SUPPLIED RECORDS:
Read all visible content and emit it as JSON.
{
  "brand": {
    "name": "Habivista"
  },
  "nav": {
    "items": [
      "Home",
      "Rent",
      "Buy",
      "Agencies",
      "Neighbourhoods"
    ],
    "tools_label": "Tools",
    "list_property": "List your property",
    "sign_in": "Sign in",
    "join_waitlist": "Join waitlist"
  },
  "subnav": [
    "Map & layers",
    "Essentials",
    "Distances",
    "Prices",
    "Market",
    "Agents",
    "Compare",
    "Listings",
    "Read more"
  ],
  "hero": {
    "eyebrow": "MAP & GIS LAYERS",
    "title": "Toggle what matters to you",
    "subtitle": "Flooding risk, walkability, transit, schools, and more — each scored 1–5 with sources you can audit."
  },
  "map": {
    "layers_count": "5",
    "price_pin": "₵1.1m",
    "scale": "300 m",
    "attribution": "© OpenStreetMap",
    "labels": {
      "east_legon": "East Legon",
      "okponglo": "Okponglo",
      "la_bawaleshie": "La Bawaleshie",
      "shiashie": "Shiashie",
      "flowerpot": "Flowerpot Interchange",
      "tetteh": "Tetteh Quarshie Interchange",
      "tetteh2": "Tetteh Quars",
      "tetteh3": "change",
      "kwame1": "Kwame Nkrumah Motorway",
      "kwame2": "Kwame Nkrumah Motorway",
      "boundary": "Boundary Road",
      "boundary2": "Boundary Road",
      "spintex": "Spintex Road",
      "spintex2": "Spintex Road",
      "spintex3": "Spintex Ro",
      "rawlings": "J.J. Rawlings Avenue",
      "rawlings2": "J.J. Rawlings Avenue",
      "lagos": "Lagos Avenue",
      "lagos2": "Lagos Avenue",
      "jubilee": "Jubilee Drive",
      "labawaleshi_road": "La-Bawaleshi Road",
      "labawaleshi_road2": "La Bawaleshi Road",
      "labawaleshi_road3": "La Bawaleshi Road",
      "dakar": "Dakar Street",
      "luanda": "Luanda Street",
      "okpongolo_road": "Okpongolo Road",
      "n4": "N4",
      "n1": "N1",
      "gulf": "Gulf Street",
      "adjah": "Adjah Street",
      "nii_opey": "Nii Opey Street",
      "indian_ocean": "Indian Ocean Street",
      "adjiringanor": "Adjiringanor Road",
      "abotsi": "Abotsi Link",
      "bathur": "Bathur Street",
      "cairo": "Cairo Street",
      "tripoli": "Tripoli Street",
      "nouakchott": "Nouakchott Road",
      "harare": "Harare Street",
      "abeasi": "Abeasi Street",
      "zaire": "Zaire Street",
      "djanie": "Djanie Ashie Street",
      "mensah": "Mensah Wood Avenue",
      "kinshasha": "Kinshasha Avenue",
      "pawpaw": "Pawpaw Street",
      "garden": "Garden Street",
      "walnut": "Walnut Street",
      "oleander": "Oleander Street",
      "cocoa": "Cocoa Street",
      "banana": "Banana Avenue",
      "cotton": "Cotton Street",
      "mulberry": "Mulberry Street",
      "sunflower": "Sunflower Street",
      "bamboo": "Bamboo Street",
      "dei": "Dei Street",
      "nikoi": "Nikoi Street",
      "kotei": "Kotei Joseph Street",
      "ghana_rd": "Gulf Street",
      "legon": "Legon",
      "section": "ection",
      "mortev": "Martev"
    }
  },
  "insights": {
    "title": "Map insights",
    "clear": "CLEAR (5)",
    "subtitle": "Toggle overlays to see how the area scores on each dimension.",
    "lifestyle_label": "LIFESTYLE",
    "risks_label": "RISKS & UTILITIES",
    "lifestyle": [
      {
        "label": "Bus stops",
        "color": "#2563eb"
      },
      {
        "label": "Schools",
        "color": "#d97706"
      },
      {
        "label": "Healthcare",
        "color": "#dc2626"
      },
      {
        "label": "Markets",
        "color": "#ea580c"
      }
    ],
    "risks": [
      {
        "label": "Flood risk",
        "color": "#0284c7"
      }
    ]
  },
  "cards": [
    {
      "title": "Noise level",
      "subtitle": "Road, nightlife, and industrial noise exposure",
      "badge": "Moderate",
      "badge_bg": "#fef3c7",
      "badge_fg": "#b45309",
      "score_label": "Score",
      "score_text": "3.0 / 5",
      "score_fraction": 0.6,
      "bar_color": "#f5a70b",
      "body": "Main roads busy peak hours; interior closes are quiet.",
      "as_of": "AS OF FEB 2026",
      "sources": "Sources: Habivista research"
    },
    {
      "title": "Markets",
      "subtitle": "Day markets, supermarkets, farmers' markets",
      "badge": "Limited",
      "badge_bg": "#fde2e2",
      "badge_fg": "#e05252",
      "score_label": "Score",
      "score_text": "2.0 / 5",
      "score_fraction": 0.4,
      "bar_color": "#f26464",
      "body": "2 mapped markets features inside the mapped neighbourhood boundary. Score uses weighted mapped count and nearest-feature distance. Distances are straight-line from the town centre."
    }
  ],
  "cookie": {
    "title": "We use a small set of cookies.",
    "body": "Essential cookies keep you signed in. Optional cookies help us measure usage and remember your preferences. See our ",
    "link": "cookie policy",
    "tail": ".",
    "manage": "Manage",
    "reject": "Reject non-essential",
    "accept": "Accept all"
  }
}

THE EXERCISE: Output the lines above verbatim and in full.

FINAL RESULT:
Read all visible content and emit it as JSON.
{
  "brand": {
    "name": "Habivista"
  },
  "nav": {
    "items": [
      "Home",
      "Rent",
      "Buy",
      "Agencies",
      "Neighbourhoods"
    ],
    "tools_label": "Tools",
    "list_property": "List your property",
    "sign_in": "Sign in",
    "join_waitlist": "Join waitlist"
  },
  "subnav": [
    "Map & layers",
    "Essentials",
    "Distances",
    "Prices",
    "Market",
    "Agents",
    "Compare",
    "Listings",
    "Read more"
  ],
  "hero": {
    "eyebrow": "MAP & GIS LAYERS",
    "title": "Toggle what matters to you",
    "subtitle": "Flooding risk, walkability, transit, schools, and more — each scored 1–5 with sources you can audit."
  },
  "map": {
    "layers_count": "5",
    "price_pin": "₵1.1m",
    "scale": "300 m",
    "attribution": "© OpenStreetMap",
    "labels": {
      "east_legon": "East Legon",
      "okponglo": "Okponglo",
      "la_bawaleshie": "La Bawaleshie",
      "shiashie": "Shiashie",
      "flowerpot": "Flowerpot Interchange",
      "tetteh": "Tetteh Quarshie Interchange",
      "tetteh2": "Tetteh Quars",
      "tetteh3": "change",
      "kwame1": "Kwame Nkrumah Motorway",
      "kwame2": "Kwame Nkrumah Motorway",
      "boundary": "Boundary Road",
      "boundary2": "Boundary Road",
      "spintex": "Spintex Road",
      "spintex2": "Spintex Road",
      "spintex3": "Spintex Ro",
      "rawlings": "J.J. Rawlings Avenue",
      "rawlings2": "J.J. Rawlings Avenue",
      "lagos": "Lagos Avenue",
      "lagos2": "Lagos Avenue",
      "jubilee": "Jubilee Drive",
      "labawaleshi_road": "La-Bawaleshi Road",
      "labawaleshi_road2": "La Bawaleshi Road",
      "labawaleshi_road3": "La Bawaleshi Road",
      "dakar": "Dakar Street",
      "luanda": "Luanda Street",
      "okpongolo_road": "Okpongolo Road",
      "n4": "N4",
      "n1": "N1",
      "gulf": "Gulf Street",
      "adjah": "Adjah Street",
      "nii_opey": "Nii Opey Street",
      "indian_ocean": "Indian Ocean Street",
      "adjiringanor": "Adjiringanor Road",
      "abotsi": "Abotsi Link",
      "bathur": "Bathur Street",
      "cairo": "Cairo Street",
      "tripoli": "Tripoli Street",
      "nouakchott": "Nouakchott Road",
      "harare": "Harare Street",
      "abeasi": "Abeasi Street",
      "zaire": "Zaire Street",
      "djanie": "Djanie Ashie Street",
      "mensah": "Mensah Wood Avenue",
      "kinshasha": "Kinshasha Avenue",
      "pawpaw": "Pawpaw Street",
      "garden": "Garden Street",
      "walnut": "Walnut Street",
      "oleander": "Oleander Street",
      "cocoa": "Cocoa Street",
      "banana": "Banana Avenue",
      "cotton": "Cotton Street",
      "mulberry": "Mulberry Street",
      "sunflower": "Sunflower Street",
      "bamboo": "Bamboo Street",
      "dei": "Dei Street",
      "nikoi": "Nikoi Street",
      "kotei": "Kotei Joseph Street",
      "ghana_rd": "Gulf Street",
      "legon": "Legon",
      "section": "ection",
      "mortev": "Martev"
    }
  },
  "insights": {
    "title": "Map insights",
    "clear": "CLEAR (5)",
    "subtitle": "Toggle overlays to see how the area scores on each dimension.",
    "lifestyle_label": "LIFESTYLE",
    "risks_label": "RISKS & UTILITIES",
    "lifestyle": [
      {
        "label": "Bus stops",
        "color": "#2563eb"
      },
      {
        "label": "Schools",
        "color": "#d97706"
      },
      {
        "label": "Healthcare",
        "color": "#dc2626"
      },
      {
        "label": "Markets",
        "color": "#ea580c"
      }
    ],
    "risks": [
      {
        "label": "Flood risk",
        "color": "#0284c7"
      }
    ]
  },
  "cards": [
    {
      "title": "Noise level",
      "subtitle": "Road, nightlife, and industrial noise exposure",
      "badge": "Moderate",
      "badge_bg": "#fef3c7",
      "badge_fg": "#b45309",
      "score_label": "Score",
      "score_text": "3.0 / 5",
      "score_fraction": 0.6,
      "bar_color": "#f5a70b",
      "body": "Main roads busy peak hours; interior closes are quiet.",
      "as_of": "AS OF FEB 2026",
      "sources": "Sources: Habivista research"
    },
    {
      "title": "Markets",
      "subtitle": "Day markets, supermarkets, farmers' markets",
      "badge": "Limited",
      "badge_bg": "#fde2e2",
      "badge_fg": "#e05252",
      "score_label": "Score",
      "score_text": "2.0 / 5",
      "score_fraction": 0.4,
      "bar_color": "#f26464",
      "body": "2 mapped markets features inside the mapped neighbourhood boundary. Score uses weighted mapped count and nearest-feature distance. Distances are straight-line from the town centre."
    }
  ],
  "cookie": {
    "title": "We use a small set of cookies.",
    "body": "Essential cookies keep you signed in. Optional cookies help us measure usage and remember your preferences. See our ",
    "link": "cookie policy",
    "tail": ".",
    "manage": "Manage",
    "reject": "Reject non-essential",
    "accept": "Accept all"
  }
}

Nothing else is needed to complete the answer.